- [GIVEN REQUEST]:
In the following material, identify every line holding the string "Drain" and return it.

[start TASK DATA]

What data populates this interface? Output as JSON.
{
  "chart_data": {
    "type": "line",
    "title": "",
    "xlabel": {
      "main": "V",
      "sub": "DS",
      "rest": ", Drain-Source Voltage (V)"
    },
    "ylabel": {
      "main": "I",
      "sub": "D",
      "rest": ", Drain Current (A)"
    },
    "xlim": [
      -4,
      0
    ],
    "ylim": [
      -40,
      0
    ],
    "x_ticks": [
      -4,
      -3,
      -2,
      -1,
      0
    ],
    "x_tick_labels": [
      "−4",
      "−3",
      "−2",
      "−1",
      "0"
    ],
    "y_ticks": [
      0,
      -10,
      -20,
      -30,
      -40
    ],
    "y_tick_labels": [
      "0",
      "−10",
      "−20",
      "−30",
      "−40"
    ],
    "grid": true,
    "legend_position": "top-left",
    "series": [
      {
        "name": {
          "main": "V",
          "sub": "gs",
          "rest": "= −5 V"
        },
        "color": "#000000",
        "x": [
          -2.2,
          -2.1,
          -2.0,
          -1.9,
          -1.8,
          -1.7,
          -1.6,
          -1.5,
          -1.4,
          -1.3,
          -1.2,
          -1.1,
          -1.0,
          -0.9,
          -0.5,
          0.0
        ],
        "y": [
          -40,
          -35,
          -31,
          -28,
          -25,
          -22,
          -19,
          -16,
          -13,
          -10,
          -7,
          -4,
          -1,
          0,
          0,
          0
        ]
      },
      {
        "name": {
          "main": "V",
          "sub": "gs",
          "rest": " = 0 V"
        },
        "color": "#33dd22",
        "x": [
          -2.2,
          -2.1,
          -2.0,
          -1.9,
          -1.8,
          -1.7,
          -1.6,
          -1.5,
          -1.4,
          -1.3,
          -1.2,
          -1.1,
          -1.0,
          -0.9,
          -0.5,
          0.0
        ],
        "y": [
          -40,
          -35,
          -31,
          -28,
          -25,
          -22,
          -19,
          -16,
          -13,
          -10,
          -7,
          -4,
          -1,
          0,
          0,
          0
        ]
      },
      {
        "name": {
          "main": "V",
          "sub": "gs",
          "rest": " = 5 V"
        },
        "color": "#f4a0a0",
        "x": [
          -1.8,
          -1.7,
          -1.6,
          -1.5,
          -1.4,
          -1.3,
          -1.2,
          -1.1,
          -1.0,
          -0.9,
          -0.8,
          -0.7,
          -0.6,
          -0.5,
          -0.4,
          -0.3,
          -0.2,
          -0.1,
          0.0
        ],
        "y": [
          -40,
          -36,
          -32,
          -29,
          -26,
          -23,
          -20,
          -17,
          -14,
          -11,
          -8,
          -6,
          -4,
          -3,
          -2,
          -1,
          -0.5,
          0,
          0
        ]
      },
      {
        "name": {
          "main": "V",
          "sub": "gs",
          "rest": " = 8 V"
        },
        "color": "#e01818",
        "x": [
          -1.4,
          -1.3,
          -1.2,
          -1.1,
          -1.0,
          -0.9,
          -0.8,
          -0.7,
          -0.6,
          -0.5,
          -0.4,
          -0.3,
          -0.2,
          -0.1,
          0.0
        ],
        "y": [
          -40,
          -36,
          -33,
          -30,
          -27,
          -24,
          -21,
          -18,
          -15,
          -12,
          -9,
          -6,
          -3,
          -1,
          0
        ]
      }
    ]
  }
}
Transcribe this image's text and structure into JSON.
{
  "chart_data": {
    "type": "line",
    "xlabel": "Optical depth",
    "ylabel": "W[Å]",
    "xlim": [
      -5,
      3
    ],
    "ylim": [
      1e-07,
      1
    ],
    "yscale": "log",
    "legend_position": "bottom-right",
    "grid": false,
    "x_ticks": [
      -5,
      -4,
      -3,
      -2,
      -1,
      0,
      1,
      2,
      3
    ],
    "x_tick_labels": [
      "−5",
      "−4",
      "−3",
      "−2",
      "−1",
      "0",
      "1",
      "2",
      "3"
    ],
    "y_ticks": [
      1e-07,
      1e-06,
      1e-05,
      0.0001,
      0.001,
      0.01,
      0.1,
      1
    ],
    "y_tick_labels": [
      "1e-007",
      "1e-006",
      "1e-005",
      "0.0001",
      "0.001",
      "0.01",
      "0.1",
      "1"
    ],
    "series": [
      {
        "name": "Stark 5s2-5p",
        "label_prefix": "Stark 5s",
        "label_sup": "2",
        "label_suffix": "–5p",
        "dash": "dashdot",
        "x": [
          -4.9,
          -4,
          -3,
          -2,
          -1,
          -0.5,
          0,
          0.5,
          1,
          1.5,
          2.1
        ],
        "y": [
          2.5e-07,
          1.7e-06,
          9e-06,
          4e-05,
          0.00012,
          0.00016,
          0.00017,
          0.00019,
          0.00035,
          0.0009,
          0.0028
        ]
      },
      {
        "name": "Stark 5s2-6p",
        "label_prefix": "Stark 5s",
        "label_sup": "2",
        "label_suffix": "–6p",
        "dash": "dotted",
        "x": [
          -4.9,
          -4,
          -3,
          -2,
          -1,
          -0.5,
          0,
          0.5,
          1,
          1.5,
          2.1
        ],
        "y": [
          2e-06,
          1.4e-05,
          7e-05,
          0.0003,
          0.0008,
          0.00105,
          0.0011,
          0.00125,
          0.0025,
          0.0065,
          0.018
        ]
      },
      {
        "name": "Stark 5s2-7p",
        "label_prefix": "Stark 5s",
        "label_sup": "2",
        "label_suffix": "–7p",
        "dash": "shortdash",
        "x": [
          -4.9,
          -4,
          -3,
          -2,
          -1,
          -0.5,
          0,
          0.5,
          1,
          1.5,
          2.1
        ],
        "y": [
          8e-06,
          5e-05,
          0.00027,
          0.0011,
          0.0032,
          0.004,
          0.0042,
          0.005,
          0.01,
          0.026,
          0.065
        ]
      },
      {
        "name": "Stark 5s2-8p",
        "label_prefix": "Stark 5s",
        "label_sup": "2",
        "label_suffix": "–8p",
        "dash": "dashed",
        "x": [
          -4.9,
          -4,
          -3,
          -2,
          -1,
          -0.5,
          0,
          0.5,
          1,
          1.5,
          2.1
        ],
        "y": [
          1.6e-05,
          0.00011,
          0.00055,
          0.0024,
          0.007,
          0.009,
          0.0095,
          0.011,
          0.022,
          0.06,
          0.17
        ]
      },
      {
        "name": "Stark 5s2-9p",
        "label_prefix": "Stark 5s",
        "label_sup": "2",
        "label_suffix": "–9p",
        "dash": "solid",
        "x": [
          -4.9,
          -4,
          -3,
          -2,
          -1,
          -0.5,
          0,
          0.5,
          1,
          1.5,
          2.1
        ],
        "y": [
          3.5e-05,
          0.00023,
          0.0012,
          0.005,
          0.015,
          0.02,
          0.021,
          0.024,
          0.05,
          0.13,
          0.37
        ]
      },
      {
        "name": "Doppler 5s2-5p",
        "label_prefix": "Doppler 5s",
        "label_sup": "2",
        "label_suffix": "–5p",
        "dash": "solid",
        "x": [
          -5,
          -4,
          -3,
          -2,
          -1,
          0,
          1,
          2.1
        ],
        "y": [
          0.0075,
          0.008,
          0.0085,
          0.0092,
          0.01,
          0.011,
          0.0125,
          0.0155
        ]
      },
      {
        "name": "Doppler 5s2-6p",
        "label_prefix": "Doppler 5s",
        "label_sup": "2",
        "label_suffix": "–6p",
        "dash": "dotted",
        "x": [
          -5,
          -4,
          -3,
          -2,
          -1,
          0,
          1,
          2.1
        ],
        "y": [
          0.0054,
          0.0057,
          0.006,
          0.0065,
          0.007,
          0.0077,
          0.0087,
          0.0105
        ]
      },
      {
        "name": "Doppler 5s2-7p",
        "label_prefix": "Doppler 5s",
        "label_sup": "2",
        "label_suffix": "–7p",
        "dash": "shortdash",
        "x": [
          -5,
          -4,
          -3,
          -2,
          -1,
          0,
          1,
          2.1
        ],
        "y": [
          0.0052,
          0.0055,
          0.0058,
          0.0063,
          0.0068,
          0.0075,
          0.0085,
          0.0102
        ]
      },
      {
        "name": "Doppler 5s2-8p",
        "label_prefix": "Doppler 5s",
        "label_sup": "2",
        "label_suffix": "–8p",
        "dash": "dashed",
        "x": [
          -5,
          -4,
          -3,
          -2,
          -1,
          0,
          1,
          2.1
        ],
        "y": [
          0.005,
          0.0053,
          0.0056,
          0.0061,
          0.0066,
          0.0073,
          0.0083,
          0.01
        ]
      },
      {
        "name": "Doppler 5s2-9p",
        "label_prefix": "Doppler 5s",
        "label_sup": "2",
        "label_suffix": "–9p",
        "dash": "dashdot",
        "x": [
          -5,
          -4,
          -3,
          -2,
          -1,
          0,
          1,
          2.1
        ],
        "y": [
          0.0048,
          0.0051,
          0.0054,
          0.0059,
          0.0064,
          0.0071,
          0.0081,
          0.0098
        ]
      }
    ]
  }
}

[end TASK DATA]

- [SOLUTION TO THIS TASK]:
      "rest": ", Drain-Source Voltage (V)"
      "rest": ", Drain Current (A)"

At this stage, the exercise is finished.